● **Stated exercise**: Retype the whole listing below, character for character.

-------- Task input --------

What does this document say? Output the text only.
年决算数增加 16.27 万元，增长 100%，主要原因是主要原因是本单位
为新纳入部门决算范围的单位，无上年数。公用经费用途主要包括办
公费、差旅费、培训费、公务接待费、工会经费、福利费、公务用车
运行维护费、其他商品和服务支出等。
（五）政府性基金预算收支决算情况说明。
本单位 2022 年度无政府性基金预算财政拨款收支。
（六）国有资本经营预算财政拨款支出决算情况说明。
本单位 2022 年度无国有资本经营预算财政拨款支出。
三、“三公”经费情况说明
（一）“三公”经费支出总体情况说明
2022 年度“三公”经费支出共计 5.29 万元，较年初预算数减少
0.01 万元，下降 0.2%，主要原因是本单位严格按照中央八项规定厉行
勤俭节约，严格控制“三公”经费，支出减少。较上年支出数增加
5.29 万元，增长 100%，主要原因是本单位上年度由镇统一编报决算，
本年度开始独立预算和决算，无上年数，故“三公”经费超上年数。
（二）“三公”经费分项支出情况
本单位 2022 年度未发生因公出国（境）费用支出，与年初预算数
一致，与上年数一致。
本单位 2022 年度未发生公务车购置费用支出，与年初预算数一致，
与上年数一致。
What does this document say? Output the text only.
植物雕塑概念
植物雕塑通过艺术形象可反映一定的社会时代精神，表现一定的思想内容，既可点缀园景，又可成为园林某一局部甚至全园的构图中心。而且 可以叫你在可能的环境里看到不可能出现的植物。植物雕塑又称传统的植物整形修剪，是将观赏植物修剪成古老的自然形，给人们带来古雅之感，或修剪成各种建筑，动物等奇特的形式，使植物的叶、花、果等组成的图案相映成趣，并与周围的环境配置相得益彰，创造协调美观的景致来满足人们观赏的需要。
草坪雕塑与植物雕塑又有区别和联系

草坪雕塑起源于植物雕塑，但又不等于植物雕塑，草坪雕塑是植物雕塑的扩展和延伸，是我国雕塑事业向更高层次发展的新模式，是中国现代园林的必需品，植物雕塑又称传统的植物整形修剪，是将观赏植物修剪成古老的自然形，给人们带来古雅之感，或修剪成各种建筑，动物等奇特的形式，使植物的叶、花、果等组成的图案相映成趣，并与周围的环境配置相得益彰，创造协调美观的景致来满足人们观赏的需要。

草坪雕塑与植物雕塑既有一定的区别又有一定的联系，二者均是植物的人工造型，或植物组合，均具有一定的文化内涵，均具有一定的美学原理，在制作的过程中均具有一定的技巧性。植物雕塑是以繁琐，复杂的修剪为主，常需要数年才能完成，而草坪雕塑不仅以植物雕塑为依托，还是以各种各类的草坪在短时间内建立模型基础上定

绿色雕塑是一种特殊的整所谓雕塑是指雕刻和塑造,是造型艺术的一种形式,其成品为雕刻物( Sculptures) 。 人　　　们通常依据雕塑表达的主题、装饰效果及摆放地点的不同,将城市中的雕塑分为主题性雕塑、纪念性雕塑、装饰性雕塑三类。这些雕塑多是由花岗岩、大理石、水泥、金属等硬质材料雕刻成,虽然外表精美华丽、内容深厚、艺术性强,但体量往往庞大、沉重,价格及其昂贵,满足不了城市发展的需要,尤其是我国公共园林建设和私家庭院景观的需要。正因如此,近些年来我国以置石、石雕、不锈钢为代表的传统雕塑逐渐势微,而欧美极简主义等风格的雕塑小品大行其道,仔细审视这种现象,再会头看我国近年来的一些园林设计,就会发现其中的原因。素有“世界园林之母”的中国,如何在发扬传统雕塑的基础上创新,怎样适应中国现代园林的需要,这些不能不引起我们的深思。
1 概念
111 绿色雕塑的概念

--------

● **Task response**:
What does this document say? Output the text only.
年决算数增加 16.27 万元，增长 100%，主要原因是主要原因是本单位
为新纳入部门决算范围的单位，无上年数。公用经费用途主要包括办
公费、差旅费、培训费、公务接待费、工会经费、福利费、公务用车
运行维护费、其他商品和服务支出等。
（五）政府性基金预算收支决算情况说明。
本单位 2022 年度无政府性基金预算财政拨款收支。
（六）国有资本经营预算财政拨款支出决算情况说明。
本单位 2022 年度无国有资本经营预算财政拨款支出。
三、“三公”经费情况说明
（一）“三公”经费支出总体情况说明
2022 年度“三公”经费支出共计 5.29 万元，较年初预算数减少
0.01 万元，下降 0.2%，主要原因是本单位严格按照中央八项规定厉行
勤俭节约，严格控制“三公”经费，支出减少。较上年支出数增加
5.29 万元，增长 100%，主要原因是本单位上年度由镇统一编报决算，
本年度开始独立预算和决算，无上年数，故“三公”经费超上年数。
（二）“三公”经费分项支出情况
本单位 2022 年度未发生因公出国（境）费用支出，与年初预算数
一致，与上年数一致。
本单位 2022 年度未发生公务车购置费用支出，与年初预算数一致，
与上年数一致。
What does this document say? Output the text only.
植物雕塑概念
植物雕塑通过艺术形象可反映一定的社会时代精神，表现一定的思想内容，既可点缀园景，又可成为园林某一局部甚至全园的构图中心。而且 可以叫你在可能的环境里看到不可能出现的植物。植物雕塑又称传统的植物整形修剪，是将观赏植物修剪成古老的自然形，给人们带来古雅之感，或修剪成各种建筑，动物等奇特的形式，使植物的叶、花、果等组成的图案相映成趣，并与周围的环境配置相得益彰，创造协调美观的景致来满足人们观赏的需要。
草坪雕塑与植物雕塑又有区别和联系

草坪雕塑起源于植物雕塑，但又不等于植物雕塑，草坪雕塑是植物雕塑的扩展和延伸，是我国雕塑事业向更高层次发展的新模式，是中国现代园林的必需品，植物雕塑又称传统的植物整形修剪，是将观赏植物修剪成古老的自然形，给人们带来古雅之感，或修剪成各种建筑，动物等奇特的形式，使植物的叶、花、果等组成的图案相映成趣，并与周围的环境配置相得益彰，创造协调美观的景致来满足人们观赏的需要。

草坪雕塑与植物雕塑既有一定的区别又有一定的联系，二者均是植物的人工造型，或植物组合，均具有一定的文化内涵，均具有一定的美学原理，在制作的过程中均具有一定的技巧性。植物雕塑是以繁琐，复杂的修剪为主，常需要数年才能完成，而草坪雕塑不仅以植物雕塑为依托，还是以各种各类的草坪在短时间内建立模型基础上定

绿色雕塑是一种特殊的整所谓雕塑是指雕刻和塑造,是造型艺术的一种形式,其成品为雕刻物( Sculptures) 。 人　　　们通常依据雕塑表达的主题、装饰效果及摆放地点的不同,将城市中的雕塑分为主题性雕塑、纪念性雕塑、装饰性雕塑三类。这些雕塑多是由花岗岩、大理石、水泥、金属等硬质材料雕刻成,虽然外表精美华丽、内容深厚、艺术性强,但体量往往庞大、沉重,价格及其昂贵,满足不了城市发展的需要,尤其是我国公共园林建设和私家庭院景观的需要。正因如此,近些年来我国以置石、石雕、不锈钢为代表的传统雕塑逐渐势微,而欧美极简主义等风格的雕塑小品大行其道,仔细审视这种现象,再会头看我国近年来的一些园林设计,就会发现其中的原因。素有“世界园林之母”的中国,如何在发扬传统雕塑的基础上创新,怎样适应中国现代园林的需要,这些不能不引起我们的深思。
1 概念
111 绿色雕塑的概念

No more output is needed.